>>>
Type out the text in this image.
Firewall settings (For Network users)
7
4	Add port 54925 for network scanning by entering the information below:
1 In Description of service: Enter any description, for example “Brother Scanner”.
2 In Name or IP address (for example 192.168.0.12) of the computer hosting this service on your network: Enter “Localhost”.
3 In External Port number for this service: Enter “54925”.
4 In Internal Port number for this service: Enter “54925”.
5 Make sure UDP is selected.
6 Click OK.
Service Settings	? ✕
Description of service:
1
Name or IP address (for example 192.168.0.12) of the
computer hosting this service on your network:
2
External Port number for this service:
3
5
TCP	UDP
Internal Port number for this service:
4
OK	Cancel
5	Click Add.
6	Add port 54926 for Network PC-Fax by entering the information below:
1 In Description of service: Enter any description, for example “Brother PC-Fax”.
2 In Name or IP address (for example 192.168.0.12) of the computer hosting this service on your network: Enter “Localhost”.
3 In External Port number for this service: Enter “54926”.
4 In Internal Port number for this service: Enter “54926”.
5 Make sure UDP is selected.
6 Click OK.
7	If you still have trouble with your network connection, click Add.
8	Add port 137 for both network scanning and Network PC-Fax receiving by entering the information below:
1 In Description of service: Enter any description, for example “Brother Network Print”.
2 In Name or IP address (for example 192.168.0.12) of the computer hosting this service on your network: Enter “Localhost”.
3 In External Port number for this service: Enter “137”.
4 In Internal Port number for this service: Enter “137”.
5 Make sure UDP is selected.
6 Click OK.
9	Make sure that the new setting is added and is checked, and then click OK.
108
<<<
**GIVEN TASK:** Repeat back the data above, exact to the last character.

**SOLUTION:**
Type out the text in this image.
Firewall settings (For Network users)
7
4	Add port 54925 for network scanning by entering the information below:
1 In Description of service: Enter any description, for example “Brother Scanner”.
2 In Name or IP address (for example 192.168.0.12) of the computer hosting this service on your network: Enter “Localhost”.
3 In External Port number for this service: Enter “54925”.
4 In Internal Port number for this service: Enter “54925”.
5 Make sure UDP is selected.
6 Click OK.
Service Settings	? ✕
Description of service:
1
Name or IP address (for example 192.168.0.12) of the
computer hosting this service on your network:
2
External Port number for this service:
3
5
TCP	UDP
Internal Port number for this service:
4
OK	Cancel
5	Click Add.
6	Add port 54926 for Network PC-Fax by entering the information below:
1 In Description of service: Enter any description, for example “Brother PC-Fax”.
2 In Name or IP address (for example 192.168.0.12) of the computer hosting this service on your network: Enter “Localhost”.
3 In External Port number for this service: Enter “54926”.
4 In Internal Port number for this service: Enter “54926”.
5 Make sure UDP is selected.
6 Click OK.
7	If you still have trouble with your network connection, click Add.
8	Add port 137 for both network scanning and Network PC-Fax receiving by entering the information below:
1 In Description of service: Enter any description, for example “Brother Network Print”.
2 In Name or IP address (for example 192.168.0.12) of the computer hosting this service on your network: Enter “Localhost”.
3 In External Port number for this service: Enter “137”.
4 In Internal Port number for this service: Enter “137”.
5 Make sure UDP is selected.
6 Click OK.
9	Make sure that the new setting is added and is checked, and then click OK.
108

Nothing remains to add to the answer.